- [WORK TO COMPLETE] Within this material, how many lines have the string "bullet" in them? The answer is a number, with nothing added.
═══ EXTRACTED DATA ═══
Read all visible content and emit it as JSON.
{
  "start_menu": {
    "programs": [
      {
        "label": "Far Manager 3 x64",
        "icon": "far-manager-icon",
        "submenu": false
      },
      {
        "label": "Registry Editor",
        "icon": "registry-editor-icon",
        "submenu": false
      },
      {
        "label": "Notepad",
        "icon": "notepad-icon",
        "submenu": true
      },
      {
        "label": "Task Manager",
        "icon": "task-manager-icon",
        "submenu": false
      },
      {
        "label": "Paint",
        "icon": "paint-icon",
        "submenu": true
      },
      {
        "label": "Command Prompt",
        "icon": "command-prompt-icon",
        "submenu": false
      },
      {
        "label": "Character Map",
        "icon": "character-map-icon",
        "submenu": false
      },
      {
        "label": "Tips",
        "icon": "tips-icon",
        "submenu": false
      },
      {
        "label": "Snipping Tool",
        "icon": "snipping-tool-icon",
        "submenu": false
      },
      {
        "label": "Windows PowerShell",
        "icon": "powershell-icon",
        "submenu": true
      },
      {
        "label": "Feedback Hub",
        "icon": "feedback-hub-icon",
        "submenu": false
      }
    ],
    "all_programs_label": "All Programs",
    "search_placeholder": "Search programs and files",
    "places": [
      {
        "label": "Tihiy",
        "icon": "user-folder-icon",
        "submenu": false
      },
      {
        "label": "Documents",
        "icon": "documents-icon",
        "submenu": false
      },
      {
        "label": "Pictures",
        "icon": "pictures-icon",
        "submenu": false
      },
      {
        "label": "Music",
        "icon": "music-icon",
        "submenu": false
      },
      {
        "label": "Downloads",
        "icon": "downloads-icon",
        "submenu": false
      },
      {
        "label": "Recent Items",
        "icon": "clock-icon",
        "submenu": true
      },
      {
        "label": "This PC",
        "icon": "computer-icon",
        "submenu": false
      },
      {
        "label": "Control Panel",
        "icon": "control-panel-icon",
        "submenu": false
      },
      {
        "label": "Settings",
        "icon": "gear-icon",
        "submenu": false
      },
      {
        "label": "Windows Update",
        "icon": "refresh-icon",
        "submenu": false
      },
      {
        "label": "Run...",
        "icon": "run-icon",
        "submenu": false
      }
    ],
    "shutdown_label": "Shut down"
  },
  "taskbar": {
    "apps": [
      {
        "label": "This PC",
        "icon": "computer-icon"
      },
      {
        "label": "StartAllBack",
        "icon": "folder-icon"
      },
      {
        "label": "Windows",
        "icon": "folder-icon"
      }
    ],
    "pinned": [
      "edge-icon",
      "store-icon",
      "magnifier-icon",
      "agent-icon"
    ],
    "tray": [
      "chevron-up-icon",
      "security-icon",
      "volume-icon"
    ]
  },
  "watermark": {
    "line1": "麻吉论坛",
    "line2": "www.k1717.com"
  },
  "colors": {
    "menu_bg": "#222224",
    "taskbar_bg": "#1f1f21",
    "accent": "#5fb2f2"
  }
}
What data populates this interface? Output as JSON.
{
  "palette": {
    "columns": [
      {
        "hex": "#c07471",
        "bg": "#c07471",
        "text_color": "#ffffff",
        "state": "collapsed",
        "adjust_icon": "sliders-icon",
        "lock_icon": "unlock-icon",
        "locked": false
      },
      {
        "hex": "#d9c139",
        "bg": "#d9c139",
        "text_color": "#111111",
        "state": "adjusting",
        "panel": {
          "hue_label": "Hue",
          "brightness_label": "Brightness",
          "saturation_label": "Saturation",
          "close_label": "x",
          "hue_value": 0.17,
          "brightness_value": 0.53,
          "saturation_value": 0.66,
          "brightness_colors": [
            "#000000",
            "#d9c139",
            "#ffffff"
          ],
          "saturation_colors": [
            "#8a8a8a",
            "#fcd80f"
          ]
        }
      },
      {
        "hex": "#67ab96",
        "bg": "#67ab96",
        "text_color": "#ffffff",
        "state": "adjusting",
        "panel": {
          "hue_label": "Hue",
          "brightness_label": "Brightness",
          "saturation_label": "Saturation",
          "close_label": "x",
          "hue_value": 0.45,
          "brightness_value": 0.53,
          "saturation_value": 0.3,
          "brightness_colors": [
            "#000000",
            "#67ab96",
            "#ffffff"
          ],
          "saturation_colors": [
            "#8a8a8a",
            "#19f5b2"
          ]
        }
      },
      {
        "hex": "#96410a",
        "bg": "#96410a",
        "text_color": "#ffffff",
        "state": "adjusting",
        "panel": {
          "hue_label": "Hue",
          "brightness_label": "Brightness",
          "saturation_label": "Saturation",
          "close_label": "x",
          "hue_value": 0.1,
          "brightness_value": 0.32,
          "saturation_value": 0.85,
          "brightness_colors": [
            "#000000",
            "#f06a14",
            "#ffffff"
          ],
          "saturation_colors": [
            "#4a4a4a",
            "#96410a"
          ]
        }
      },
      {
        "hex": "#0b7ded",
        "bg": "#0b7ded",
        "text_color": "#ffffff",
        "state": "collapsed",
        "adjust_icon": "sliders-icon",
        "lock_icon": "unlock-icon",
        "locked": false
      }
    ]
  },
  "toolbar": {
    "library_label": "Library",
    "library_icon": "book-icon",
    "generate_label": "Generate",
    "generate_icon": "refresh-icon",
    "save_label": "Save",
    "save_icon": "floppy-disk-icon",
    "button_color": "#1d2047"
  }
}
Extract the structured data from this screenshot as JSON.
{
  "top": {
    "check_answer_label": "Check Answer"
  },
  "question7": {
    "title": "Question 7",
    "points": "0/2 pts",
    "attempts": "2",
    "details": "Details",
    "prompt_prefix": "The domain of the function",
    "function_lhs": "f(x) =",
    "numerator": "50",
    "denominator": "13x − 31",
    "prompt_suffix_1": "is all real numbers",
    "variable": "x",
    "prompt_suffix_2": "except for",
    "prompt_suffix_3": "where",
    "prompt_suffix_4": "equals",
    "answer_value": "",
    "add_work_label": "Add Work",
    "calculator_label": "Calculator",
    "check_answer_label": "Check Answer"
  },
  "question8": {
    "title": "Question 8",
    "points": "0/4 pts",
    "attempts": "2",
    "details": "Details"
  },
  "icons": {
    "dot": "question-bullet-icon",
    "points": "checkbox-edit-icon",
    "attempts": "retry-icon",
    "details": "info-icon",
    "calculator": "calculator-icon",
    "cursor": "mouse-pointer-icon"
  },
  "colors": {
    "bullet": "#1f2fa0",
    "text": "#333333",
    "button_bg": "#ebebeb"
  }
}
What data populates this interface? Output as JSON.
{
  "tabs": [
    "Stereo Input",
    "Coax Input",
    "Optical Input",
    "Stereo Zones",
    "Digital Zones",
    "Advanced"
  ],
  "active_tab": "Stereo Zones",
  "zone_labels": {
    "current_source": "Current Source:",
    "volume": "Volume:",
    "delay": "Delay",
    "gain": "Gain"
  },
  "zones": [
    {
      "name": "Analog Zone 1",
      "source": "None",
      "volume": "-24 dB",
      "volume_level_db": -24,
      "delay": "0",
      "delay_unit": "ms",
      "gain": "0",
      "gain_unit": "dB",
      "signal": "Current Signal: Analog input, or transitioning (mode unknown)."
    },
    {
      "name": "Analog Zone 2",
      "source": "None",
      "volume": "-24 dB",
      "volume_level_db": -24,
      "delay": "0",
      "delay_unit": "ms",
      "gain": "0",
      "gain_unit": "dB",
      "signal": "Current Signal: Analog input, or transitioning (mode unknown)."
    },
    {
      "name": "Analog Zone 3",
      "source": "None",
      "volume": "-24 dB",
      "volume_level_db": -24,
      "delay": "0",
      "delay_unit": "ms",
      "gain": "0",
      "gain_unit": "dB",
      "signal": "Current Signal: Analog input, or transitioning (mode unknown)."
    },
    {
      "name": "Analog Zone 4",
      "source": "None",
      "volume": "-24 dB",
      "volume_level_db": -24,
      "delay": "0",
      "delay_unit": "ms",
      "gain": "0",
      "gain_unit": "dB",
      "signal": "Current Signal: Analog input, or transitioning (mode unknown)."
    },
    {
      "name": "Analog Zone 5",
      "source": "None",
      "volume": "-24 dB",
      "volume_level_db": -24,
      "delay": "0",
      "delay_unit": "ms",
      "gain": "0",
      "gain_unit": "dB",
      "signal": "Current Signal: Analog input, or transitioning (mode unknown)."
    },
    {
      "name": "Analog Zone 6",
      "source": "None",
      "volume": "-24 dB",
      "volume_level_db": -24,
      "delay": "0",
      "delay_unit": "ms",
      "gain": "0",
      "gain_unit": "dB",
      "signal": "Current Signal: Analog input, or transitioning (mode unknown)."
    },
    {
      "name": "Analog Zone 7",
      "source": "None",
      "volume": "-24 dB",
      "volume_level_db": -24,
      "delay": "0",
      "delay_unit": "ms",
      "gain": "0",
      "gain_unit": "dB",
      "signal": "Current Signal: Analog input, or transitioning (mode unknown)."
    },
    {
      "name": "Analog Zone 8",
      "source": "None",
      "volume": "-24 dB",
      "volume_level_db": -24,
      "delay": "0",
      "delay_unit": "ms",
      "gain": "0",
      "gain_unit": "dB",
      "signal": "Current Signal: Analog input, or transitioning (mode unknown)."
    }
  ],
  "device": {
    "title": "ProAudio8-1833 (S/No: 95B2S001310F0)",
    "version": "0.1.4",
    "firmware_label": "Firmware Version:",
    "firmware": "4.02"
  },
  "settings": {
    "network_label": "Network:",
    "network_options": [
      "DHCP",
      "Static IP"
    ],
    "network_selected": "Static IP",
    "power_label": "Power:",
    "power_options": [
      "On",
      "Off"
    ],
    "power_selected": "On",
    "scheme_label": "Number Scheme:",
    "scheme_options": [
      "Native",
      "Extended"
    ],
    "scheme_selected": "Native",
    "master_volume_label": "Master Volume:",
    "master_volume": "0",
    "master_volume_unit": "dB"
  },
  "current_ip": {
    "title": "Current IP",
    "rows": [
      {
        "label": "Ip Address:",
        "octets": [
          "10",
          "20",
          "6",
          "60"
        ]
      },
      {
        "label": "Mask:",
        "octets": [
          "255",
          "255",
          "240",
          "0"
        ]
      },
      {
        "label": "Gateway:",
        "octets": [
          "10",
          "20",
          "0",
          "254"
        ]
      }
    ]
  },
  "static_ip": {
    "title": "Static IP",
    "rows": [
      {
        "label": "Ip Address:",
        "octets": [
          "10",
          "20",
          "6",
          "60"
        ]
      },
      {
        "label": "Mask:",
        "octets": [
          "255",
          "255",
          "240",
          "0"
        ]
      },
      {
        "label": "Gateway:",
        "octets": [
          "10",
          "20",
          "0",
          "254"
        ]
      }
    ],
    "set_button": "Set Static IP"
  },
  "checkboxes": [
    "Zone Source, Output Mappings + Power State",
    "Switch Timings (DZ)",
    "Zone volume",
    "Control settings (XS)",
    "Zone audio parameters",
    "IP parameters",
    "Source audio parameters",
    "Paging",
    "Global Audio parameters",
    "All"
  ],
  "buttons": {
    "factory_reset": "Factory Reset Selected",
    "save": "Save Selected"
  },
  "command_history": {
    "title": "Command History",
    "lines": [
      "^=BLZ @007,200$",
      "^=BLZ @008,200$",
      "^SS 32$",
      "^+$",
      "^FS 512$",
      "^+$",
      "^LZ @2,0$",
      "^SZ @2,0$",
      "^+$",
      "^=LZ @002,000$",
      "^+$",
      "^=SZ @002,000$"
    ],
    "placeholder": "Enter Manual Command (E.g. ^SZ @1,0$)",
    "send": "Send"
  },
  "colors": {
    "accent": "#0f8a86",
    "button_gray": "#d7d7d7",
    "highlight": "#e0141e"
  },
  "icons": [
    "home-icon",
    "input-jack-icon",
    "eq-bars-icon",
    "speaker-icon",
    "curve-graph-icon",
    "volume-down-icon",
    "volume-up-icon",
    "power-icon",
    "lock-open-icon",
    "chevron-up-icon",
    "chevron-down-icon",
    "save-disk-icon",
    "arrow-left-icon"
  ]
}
═══
- [FINISHED EXERCISE] 2